Dataset excerpts:
## begin
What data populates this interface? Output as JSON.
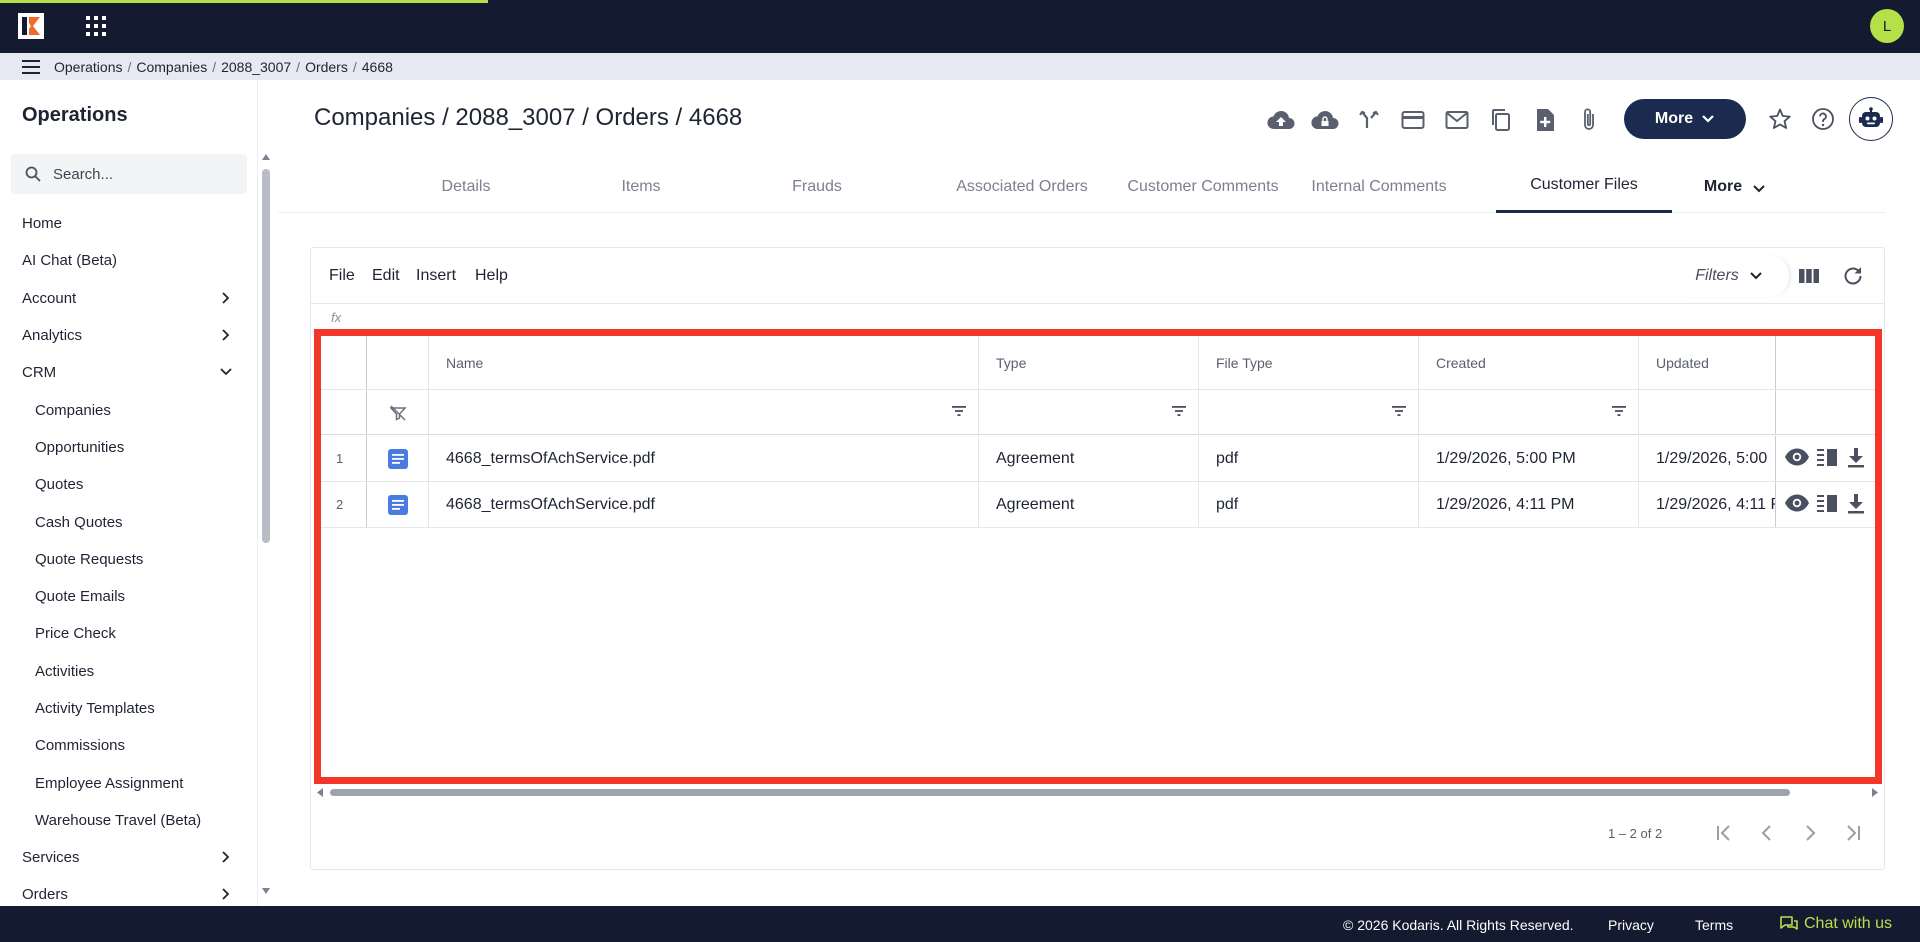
{
  "app": {
    "avatar_letter": "L",
    "accent_color": "#b5e04a",
    "topbar_color": "#141a30",
    "primary_color": "#1a2b4f",
    "highlight_color": "#f2372a"
  },
  "breadcrumb": {
    "items": [
      "Operations",
      "Companies",
      "2088_3007",
      "Orders",
      "4668"
    ],
    "separator": "/"
  },
  "sidebar": {
    "title": "Operations",
    "search_placeholder": "Search...",
    "items": [
      {
        "label": "Home",
        "expandable": false,
        "sub": false
      },
      {
        "label": "AI Chat (Beta)",
        "expandable": false,
        "sub": false
      },
      {
        "label": "Account",
        "expandable": true,
        "expanded": false,
        "sub": false
      },
      {
        "label": "Analytics",
        "expandable": true,
        "expanded": false,
        "sub": false
      },
      {
        "label": "CRM",
        "expandable": true,
        "expanded": true,
        "sub": false
      },
      {
        "label": "Companies",
        "sub": true
      },
      {
        "label": "Opportunities",
        "sub": true
      },
      {
        "label": "Quotes",
        "sub": true
      },
      {
        "label": "Cash Quotes",
        "sub": true
      },
      {
        "label": "Quote Requests",
        "sub": true
      },
      {
        "label": "Quote Emails",
        "sub": true
      },
      {
        "label": "Price Check",
        "sub": true
      },
      {
        "label": "Activities",
        "sub": true
      },
      {
        "label": "Activity Templates",
        "sub": true
      },
      {
        "label": "Commissions",
        "sub": true
      },
      {
        "label": "Employee Assignment",
        "sub": true
      },
      {
        "label": "Warehouse Travel (Beta)",
        "sub": true
      },
      {
        "label": "Services",
        "expandable": true,
        "expanded": false,
        "sub": false
      },
      {
        "label": "Orders",
        "expandable": true,
        "expanded": false,
        "sub": false
      }
    ]
  },
  "header": {
    "title": "Companies / 2088_3007 / Orders / 4668",
    "more_label": "More",
    "action_icons": [
      "cloud-upload-icon",
      "cloud-lock-icon",
      "merge-icon",
      "credit-card-icon",
      "mail-icon",
      "copy-icon",
      "add-document-icon",
      "attachment-icon"
    ]
  },
  "tabs": [
    {
      "label": "Details",
      "active": false
    },
    {
      "label": "Items",
      "active": false
    },
    {
      "label": "Frauds",
      "active": false
    },
    {
      "label": "Associated Orders",
      "active": false
    },
    {
      "label": "Customer Comments",
      "active": false
    },
    {
      "label": "Internal Comments",
      "active": false
    },
    {
      "label": "Customer Files",
      "active": true
    },
    {
      "label": "More",
      "active": false
    }
  ],
  "grid": {
    "menu": [
      "File",
      "Edit",
      "Insert",
      "Help"
    ],
    "filters_label": "Filters",
    "formula_symbol": "fx",
    "columns": [
      "Name",
      "Type",
      "File Type",
      "Created",
      "Updated"
    ],
    "rows": [
      {
        "num": "1",
        "name": "4668_termsOfAchService.pdf",
        "type": "Agreement",
        "file_type": "pdf",
        "created": "1/29/2026, 5:00 PM",
        "updated": "1/29/2026, 5:00"
      },
      {
        "num": "2",
        "name": "4668_termsOfAchService.pdf",
        "type": "Agreement",
        "file_type": "pdf",
        "created": "1/29/2026, 4:11 PM",
        "updated": "1/29/2026, 4:11 P"
      }
    ],
    "pagination": "1 – 2 of 2"
  },
  "footer": {
    "copyright": "© 2026 Kodaris. All Rights Reserved.",
    "privacy": "Privacy",
    "terms": "Terms",
    "chat": "Chat with us"
  }
}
## end
# [What is required]
Output all of the records exactly as they appear above, but not the pictures.

# [Exercise response]
What data populates this interface? Output as JSON.
{
  "app": {
    "avatar_letter": "L",
    "accent_color": "#b5e04a",
    "topbar_color": "#141a30",
    "primary_color": "#1a2b4f",
    "highlight_color": "#f2372a"
  },
  "breadcrumb": {
    "items": [
      "Operations",
      "Companies",
      "2088_3007",
      "Orders",
      "4668"
    ],
    "separator": "/"
  },
  "sidebar": {
    "title": "Operations",
    "search_placeholder": "Search...",
    "items": [
      {
        "label": "Home",
        "expandable": false,
        "sub": false
      },
      {
        "label": "AI Chat (Beta)",
        "expandable": false,
        "sub": false
      },
      {
        "label": "Account",
        "expandable": true,
        "expanded": false,
        "sub": false
      },
      {
        "label": "Analytics",
        "expandable": true,
        "expanded": false,
        "sub": false
      },
      {
        "label": "CRM",
        "expandable": true,
        "expanded": true,
        "sub": false
      },
      {
        "label": "Companies",
        "sub": true
      },
      {
        "label": "Opportunities",
        "sub": true
      },
      {
        "label": "Quotes",
        "sub": true
      },
      {
        "label": "Cash Quotes",
        "sub": true
      },
      {
        "label": "Quote Requests",
        "sub": true
      },
      {
        "label": "Quote Emails",
        "sub": true
      },
      {
        "label": "Price Check",
        "sub": true
      },
      {
        "label": "Activities",
        "sub": true
      },
      {
        "label": "Activity Templates",
        "sub": true
      },
      {
        "label": "Commissions",
        "sub": true
      },
      {
        "label": "Employee Assignment",
        "sub": true
      },
      {
        "label": "Warehouse Travel (Beta)",
        "sub": true
      },
      {
        "label": "Services",
        "expandable": true,
        "expanded": false,
        "sub": false
      },
      {
        "label": "Orders",
        "expandable": true,
        "expanded": false,
        "sub": false
      }
    ]
  },
  "header": {
    "title": "Companies / 2088_3007 / Orders / 4668",
    "more_label": "More",
    "action_icons": [
      "cloud-upload-icon",
      "cloud-lock-icon",
      "merge-icon",
      "credit-card-icon",
      "mail-icon",
      "copy-icon",
      "add-document-icon",
      "attachment-icon"
    ]
  },
  "tabs": [
    {
      "label": "Details",
      "active": false
    },
    {
      "label": "Items",
      "active": false
    },
    {
      "label": "Frauds",
      "active": false
    },
    {
      "label": "Associated Orders",
      "active": false
    },
    {
      "label": "Customer Comments",
      "active": false
    },
    {
      "label": "Internal Comments",
      "active": false
    },
    {
      "label": "Customer Files",
      "active": true
    },
    {
      "label": "More",
      "active": false
    }
  ],
  "grid": {
    "menu": [
      "File",
      "Edit",
      "Insert",
      "Help"
    ],
    "filters_label": "Filters",
    "formula_symbol": "fx",
    "columns": [
      "Name",
      "Type",
      "File Type",
      "Created",
      "Updated"
    ],
    "rows": [
      {
        "num": "1",
        "name": "4668_termsOfAchService.pdf",
        "type": "Agreement",
        "file_type": "pdf",
        "created": "1/29/2026, 5:00 PM",
        "updated": "1/29/2026, 5:00"
      },
      {
        "num": "2",
        "name": "4668_termsOfAchService.pdf",
        "type": "Agreement",
        "file_type": "pdf",
        "created": "1/29/2026, 4:11 PM",
        "updated": "1/29/2026, 4:11 P"
      }
    ],
    "pagination": "1 – 2 of 2"
  },
  "footer": {
    "copyright": "© 2026 Kodaris. All Rights Reserved.",
    "privacy": "Privacy",
    "terms": "Terms",
    "chat": "Chat with us"
  }
}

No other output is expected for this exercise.